» Provided data:
★ ★ ★ ★

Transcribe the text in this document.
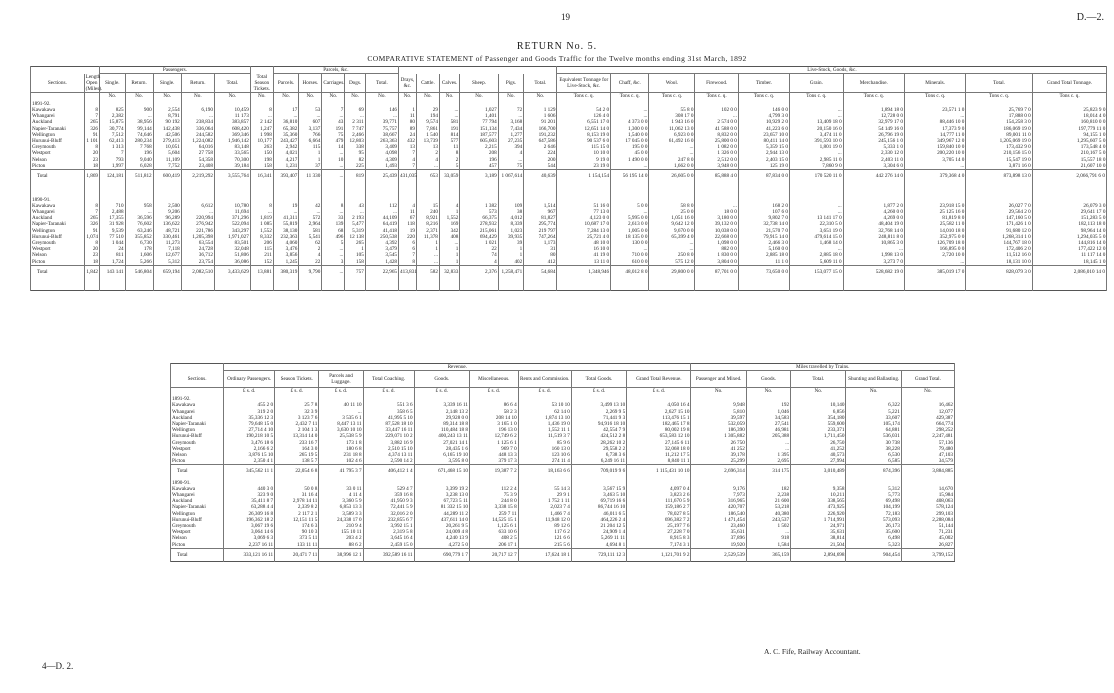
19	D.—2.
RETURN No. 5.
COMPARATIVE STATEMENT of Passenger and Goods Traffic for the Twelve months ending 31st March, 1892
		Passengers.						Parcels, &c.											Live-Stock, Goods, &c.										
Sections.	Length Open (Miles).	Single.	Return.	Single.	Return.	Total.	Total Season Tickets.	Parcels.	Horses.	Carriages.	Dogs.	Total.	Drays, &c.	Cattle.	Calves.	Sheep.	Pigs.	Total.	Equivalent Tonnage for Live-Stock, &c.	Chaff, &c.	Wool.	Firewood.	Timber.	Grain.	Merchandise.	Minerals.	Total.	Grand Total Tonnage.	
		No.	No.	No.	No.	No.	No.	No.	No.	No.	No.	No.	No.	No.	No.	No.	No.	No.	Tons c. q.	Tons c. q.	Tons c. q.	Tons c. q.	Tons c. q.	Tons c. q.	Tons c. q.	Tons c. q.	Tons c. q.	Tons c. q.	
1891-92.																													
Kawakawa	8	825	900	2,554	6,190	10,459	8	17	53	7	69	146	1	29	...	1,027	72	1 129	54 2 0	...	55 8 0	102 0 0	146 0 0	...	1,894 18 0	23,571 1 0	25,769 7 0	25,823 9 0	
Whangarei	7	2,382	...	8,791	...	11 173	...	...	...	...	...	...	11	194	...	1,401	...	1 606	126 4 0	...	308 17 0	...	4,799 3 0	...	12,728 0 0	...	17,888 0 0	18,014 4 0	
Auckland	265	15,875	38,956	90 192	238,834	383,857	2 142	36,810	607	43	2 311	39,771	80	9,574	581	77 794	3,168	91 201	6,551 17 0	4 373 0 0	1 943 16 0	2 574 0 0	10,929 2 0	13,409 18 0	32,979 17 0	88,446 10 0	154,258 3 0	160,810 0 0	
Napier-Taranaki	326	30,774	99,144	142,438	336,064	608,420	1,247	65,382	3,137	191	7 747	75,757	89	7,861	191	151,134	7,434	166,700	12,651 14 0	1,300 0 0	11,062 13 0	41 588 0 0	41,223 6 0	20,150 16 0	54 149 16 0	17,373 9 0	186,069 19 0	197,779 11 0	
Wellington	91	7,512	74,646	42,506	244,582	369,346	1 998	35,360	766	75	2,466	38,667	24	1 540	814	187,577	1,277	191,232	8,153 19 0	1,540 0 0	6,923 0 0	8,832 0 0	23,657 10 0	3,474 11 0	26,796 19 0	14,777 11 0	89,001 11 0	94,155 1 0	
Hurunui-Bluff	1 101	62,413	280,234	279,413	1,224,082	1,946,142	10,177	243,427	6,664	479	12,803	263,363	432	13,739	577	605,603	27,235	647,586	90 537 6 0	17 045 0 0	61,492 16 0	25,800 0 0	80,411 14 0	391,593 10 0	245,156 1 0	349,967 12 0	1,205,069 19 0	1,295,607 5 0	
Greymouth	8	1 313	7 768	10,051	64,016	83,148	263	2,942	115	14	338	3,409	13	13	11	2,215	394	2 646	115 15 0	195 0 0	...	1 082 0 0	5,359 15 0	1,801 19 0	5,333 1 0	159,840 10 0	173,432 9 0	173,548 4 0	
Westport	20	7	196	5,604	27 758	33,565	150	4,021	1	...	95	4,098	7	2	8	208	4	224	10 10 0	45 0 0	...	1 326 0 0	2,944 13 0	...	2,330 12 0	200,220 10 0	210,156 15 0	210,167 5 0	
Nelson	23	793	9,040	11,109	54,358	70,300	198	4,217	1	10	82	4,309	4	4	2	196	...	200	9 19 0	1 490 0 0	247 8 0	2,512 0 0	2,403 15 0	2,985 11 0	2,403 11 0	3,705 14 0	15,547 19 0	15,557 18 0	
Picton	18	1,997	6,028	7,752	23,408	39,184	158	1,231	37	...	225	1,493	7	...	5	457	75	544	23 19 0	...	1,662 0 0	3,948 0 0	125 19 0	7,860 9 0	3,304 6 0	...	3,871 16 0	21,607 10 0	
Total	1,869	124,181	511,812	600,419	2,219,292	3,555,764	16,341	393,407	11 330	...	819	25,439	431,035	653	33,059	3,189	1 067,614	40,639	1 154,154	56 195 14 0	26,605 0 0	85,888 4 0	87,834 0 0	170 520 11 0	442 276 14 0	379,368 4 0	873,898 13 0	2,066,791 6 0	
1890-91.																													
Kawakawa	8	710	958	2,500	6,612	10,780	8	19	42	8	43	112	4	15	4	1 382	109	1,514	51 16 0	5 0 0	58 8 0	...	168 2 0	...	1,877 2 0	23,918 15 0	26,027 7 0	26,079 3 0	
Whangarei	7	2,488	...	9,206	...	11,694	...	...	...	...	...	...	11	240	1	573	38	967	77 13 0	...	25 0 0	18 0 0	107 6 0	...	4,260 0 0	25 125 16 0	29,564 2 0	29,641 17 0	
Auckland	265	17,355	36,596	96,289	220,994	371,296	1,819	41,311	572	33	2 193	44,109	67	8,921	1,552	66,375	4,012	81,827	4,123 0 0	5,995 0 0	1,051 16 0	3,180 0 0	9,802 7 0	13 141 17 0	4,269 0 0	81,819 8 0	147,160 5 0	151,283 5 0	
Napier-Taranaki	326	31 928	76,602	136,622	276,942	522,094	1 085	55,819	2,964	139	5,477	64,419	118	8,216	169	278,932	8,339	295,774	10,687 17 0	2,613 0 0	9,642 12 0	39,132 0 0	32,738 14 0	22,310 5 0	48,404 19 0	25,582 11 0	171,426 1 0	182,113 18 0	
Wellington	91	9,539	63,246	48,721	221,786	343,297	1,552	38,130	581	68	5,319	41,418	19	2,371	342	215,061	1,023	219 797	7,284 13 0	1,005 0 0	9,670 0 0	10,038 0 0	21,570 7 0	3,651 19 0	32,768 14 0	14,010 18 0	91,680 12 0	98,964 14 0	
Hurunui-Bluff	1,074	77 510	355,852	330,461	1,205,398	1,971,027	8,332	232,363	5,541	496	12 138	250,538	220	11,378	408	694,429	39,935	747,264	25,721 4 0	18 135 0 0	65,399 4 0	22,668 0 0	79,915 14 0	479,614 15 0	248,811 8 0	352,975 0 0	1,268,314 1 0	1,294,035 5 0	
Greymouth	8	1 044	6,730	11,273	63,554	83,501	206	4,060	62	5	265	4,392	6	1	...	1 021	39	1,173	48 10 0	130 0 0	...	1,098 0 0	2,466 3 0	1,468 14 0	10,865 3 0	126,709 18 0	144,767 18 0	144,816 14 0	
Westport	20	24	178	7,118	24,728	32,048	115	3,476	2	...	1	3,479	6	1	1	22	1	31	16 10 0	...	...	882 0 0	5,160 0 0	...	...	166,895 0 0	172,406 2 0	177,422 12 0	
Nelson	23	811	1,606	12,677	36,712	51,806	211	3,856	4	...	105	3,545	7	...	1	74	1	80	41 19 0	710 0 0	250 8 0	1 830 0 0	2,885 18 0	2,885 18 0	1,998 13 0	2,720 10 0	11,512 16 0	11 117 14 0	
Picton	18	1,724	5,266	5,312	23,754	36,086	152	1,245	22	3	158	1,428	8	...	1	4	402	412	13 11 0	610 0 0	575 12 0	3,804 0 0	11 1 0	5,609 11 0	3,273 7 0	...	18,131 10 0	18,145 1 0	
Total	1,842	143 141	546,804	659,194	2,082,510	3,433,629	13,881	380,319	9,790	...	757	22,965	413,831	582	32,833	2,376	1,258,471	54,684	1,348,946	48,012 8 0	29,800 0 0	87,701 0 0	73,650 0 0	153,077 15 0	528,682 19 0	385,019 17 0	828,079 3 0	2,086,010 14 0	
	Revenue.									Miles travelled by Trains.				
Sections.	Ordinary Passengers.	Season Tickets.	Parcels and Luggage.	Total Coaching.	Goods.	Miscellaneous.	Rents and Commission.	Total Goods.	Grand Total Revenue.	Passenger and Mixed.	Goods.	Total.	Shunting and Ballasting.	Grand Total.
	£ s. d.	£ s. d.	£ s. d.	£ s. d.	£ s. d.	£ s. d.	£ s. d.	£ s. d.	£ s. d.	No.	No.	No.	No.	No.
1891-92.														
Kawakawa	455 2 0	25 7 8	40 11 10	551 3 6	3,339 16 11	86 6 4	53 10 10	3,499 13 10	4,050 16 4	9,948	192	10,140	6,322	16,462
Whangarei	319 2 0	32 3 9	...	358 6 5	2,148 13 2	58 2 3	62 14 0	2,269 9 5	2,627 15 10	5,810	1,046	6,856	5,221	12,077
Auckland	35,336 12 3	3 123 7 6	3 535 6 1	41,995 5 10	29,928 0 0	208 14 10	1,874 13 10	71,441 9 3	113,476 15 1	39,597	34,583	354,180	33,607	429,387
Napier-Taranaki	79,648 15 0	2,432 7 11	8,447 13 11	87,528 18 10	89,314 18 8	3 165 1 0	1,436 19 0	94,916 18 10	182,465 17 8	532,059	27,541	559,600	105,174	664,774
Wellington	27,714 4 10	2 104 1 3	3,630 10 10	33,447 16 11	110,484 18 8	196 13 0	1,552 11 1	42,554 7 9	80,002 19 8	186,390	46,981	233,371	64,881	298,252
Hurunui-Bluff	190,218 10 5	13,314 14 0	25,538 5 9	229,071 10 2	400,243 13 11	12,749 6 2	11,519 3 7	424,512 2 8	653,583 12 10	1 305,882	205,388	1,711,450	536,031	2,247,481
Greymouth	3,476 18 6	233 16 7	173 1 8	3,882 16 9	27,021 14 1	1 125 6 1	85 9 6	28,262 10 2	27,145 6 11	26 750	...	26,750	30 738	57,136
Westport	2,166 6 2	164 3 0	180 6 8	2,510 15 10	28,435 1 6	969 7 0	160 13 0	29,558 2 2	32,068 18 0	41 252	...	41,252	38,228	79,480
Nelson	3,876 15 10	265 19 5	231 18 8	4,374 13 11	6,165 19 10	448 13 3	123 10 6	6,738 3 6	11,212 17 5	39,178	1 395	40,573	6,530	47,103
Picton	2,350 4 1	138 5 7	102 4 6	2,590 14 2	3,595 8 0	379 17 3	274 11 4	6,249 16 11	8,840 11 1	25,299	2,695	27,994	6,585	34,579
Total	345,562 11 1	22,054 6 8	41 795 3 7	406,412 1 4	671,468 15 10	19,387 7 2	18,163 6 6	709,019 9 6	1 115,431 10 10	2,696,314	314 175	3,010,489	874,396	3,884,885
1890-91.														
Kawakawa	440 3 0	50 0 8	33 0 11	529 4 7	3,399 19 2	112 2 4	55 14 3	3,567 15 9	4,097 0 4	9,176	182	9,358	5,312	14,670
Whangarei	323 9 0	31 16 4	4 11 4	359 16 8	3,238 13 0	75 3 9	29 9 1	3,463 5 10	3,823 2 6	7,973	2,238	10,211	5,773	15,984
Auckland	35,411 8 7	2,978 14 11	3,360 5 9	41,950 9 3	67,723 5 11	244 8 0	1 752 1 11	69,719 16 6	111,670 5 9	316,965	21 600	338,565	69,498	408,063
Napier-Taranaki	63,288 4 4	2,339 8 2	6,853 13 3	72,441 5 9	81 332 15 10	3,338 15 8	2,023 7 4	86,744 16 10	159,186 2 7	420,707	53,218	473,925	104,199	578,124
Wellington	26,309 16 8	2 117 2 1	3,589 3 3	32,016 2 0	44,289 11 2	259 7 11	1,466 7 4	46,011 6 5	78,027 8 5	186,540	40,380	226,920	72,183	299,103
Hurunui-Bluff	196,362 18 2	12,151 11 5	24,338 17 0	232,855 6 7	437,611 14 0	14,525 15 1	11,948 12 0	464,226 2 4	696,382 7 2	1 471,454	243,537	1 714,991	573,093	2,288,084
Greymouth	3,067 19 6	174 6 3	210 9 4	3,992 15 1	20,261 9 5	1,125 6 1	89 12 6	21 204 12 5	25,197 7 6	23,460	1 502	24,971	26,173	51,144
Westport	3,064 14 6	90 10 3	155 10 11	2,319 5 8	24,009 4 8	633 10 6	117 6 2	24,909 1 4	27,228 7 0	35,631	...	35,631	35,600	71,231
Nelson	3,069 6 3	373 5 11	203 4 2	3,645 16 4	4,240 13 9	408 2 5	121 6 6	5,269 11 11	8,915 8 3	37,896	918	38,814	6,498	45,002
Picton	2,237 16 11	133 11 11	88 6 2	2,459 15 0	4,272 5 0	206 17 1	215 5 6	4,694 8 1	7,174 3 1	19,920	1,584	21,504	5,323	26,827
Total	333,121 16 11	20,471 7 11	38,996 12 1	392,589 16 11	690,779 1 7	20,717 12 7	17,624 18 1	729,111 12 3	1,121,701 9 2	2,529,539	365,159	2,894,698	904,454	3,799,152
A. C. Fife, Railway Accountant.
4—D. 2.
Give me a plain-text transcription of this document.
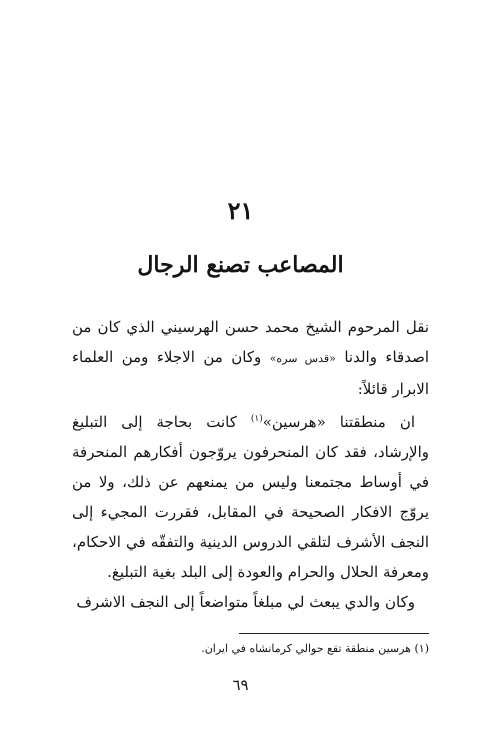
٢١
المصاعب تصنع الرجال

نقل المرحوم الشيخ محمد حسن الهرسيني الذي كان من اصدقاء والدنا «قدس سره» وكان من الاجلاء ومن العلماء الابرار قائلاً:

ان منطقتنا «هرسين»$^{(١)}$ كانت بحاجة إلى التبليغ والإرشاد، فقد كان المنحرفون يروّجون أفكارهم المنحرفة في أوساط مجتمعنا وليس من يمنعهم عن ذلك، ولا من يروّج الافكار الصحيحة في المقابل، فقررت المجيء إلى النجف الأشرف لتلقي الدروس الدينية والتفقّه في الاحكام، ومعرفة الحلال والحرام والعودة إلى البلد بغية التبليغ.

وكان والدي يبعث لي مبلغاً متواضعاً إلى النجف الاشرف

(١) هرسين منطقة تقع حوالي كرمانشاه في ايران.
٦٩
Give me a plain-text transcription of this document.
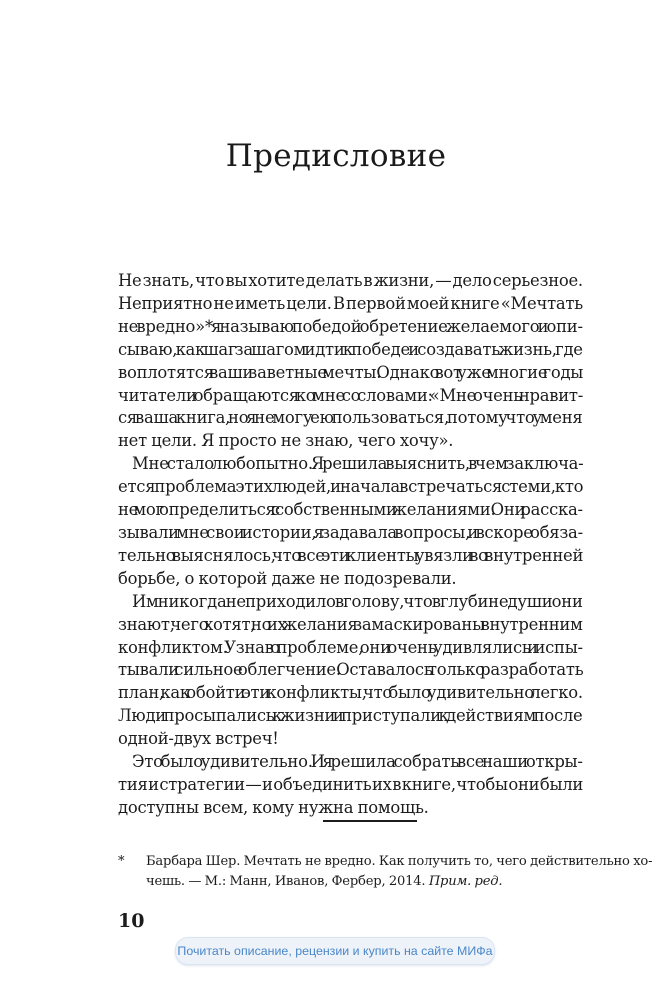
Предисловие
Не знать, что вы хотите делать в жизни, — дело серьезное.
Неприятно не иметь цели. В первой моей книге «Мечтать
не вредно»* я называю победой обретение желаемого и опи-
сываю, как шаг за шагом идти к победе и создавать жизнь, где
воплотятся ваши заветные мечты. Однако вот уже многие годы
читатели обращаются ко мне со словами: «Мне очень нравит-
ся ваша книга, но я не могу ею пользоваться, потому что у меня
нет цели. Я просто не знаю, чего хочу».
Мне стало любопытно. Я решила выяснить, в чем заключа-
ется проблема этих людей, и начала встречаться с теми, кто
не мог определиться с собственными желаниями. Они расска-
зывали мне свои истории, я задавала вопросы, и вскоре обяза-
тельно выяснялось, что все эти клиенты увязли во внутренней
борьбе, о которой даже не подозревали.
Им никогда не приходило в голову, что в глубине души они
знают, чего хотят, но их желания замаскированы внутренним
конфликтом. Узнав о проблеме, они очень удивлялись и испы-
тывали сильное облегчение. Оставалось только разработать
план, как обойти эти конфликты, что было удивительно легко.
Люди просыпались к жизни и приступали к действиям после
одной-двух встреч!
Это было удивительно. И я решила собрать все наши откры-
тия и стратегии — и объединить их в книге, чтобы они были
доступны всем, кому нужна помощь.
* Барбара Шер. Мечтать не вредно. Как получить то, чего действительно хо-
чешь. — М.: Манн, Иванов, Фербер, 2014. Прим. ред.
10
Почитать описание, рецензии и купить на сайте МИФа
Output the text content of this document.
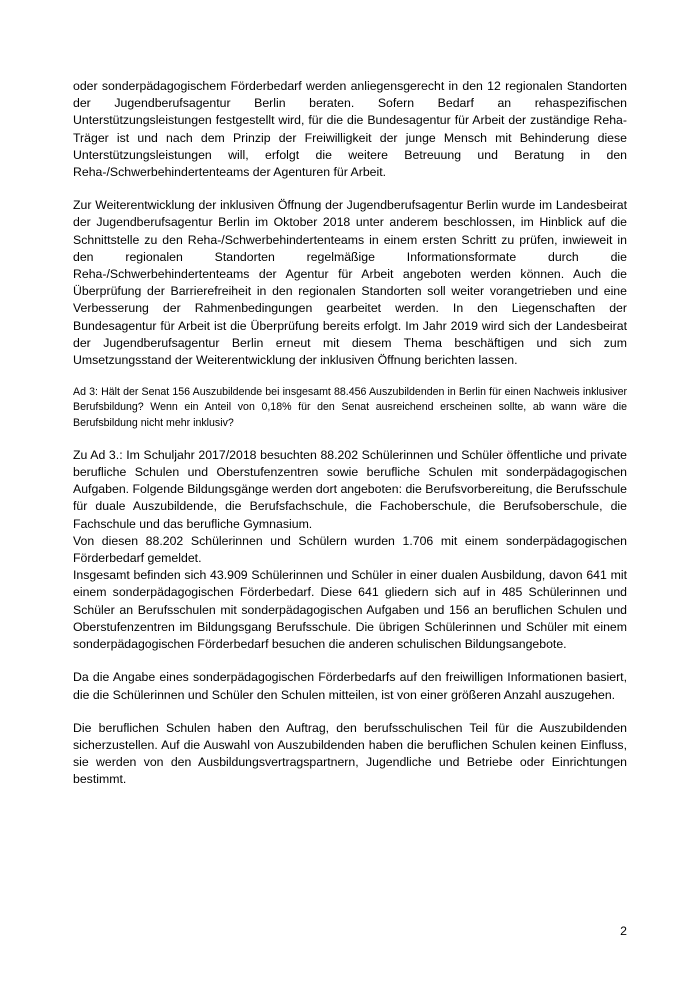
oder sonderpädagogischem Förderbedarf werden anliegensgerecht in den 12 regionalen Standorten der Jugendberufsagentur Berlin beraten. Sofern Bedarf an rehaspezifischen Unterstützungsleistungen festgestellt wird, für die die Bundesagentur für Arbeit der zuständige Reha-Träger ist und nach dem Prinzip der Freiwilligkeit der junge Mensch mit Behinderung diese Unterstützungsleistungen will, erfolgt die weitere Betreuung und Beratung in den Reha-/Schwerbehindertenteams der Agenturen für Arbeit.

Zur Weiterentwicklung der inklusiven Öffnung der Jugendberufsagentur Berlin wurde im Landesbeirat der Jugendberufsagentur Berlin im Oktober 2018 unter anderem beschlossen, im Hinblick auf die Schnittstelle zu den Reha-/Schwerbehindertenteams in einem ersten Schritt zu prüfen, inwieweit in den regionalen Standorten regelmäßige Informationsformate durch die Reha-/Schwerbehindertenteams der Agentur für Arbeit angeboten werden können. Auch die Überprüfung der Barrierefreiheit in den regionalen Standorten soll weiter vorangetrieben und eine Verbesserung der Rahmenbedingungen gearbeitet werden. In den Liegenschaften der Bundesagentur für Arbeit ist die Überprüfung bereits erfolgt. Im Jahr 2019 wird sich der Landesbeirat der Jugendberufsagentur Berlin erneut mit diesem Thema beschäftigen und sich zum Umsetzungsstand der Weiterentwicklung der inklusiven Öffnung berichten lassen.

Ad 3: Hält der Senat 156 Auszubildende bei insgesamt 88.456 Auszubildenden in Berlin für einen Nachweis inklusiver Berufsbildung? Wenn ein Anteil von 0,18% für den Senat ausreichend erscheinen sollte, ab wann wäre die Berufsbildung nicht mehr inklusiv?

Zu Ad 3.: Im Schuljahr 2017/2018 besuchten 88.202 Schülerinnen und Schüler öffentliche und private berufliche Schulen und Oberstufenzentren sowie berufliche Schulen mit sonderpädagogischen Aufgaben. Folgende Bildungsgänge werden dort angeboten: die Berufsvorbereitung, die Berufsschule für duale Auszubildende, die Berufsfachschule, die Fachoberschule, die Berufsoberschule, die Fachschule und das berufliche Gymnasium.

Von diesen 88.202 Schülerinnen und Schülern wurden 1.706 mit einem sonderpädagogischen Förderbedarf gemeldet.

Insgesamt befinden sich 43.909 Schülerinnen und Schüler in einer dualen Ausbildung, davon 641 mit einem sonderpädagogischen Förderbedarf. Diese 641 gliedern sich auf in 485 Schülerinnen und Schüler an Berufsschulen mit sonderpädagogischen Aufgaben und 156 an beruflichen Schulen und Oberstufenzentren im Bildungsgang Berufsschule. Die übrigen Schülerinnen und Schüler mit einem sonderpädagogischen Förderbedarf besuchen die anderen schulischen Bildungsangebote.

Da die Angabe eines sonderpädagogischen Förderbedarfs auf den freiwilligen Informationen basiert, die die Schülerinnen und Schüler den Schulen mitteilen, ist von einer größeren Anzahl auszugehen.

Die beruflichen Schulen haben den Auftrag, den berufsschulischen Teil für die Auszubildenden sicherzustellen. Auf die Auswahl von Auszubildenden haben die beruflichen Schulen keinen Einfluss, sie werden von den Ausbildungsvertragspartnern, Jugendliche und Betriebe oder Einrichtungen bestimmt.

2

★ ★ ★ ★

» Task to carry out: Say, as a bare number, how many lines in the entries above include the string "чего".

» Solution below: 3